* _WORKING DATA_
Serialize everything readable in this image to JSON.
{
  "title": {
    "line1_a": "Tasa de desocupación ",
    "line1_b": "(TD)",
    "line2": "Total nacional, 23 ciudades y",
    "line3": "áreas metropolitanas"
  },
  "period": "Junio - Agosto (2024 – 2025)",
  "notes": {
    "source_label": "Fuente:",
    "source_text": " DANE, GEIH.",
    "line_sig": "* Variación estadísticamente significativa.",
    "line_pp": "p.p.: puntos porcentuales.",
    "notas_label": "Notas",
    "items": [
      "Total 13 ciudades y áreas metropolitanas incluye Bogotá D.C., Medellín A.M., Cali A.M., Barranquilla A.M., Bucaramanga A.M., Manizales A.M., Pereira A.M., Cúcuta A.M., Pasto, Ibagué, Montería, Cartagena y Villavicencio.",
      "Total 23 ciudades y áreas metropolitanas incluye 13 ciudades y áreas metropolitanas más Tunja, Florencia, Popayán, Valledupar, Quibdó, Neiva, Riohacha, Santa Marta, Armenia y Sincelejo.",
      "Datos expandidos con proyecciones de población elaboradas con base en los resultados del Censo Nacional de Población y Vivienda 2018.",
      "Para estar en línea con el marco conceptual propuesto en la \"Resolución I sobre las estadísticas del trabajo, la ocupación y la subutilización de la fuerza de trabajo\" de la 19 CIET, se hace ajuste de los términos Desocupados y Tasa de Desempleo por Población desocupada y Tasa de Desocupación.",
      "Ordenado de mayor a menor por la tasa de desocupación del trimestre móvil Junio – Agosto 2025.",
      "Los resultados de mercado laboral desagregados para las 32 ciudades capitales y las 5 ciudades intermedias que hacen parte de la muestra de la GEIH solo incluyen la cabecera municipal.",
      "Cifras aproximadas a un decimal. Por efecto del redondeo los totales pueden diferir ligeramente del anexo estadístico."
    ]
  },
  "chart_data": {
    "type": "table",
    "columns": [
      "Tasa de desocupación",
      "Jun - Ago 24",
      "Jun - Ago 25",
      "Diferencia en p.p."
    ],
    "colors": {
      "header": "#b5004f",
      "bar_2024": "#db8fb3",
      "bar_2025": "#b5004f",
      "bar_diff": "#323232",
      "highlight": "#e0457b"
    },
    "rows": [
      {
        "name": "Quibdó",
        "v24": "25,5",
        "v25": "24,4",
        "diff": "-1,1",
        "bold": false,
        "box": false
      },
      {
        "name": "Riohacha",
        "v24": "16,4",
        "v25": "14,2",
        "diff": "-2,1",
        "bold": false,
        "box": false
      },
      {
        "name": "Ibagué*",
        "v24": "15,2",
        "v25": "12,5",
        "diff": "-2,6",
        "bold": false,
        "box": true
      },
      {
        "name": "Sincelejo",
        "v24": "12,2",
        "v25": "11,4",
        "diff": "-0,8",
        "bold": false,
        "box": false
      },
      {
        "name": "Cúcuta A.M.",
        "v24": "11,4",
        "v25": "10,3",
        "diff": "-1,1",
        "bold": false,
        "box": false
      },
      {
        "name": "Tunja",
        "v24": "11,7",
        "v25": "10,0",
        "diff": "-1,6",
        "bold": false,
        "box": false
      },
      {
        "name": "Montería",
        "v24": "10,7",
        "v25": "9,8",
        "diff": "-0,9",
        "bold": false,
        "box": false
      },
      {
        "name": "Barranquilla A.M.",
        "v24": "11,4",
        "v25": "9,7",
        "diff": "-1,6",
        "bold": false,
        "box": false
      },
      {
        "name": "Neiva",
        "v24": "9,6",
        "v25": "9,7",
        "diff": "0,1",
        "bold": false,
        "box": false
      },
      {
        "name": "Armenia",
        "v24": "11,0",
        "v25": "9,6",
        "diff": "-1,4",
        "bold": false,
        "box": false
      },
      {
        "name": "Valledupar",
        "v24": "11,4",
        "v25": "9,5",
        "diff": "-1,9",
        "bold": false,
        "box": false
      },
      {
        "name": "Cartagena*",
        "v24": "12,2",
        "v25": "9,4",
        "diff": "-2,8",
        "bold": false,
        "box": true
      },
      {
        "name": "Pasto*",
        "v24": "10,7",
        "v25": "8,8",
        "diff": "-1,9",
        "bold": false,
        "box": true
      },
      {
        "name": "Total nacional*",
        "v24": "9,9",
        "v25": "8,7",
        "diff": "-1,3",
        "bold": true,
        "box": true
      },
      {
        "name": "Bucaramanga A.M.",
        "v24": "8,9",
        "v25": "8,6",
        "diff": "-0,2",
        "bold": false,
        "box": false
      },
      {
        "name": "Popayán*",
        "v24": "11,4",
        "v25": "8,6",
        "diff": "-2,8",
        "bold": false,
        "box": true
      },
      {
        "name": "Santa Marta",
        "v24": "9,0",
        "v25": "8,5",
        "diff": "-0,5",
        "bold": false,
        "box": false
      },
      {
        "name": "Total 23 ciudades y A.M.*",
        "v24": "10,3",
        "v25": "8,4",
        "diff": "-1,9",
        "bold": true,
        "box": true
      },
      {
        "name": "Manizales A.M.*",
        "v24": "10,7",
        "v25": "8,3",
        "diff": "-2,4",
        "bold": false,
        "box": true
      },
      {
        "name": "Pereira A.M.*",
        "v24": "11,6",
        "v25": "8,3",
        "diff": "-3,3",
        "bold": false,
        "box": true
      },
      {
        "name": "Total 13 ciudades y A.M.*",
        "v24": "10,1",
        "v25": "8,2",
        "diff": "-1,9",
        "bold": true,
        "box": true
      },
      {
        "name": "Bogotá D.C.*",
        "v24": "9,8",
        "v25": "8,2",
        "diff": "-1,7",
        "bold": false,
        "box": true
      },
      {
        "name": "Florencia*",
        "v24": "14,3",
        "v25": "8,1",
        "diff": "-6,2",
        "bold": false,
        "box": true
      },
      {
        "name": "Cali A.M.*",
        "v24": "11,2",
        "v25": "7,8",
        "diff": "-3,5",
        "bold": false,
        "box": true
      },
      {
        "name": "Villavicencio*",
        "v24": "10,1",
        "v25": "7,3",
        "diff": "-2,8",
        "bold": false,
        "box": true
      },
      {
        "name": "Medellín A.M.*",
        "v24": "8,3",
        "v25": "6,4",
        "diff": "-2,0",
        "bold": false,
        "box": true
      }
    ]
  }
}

* _WHAT THE EXERCISE ASKS_
Pick out and copy the lines of the entries that hold the string "Popayán".

* _REPLY_
      "Total 23 ciudades y áreas metropolitanas incluye 13 ciudades y áreas metropolitanas más Tunja, Florencia, Popayán, Valledupar, Quibdó, Neiva, Riohacha, Santa Marta, Armenia y Sincelejo.",
        "name": "Popayán*",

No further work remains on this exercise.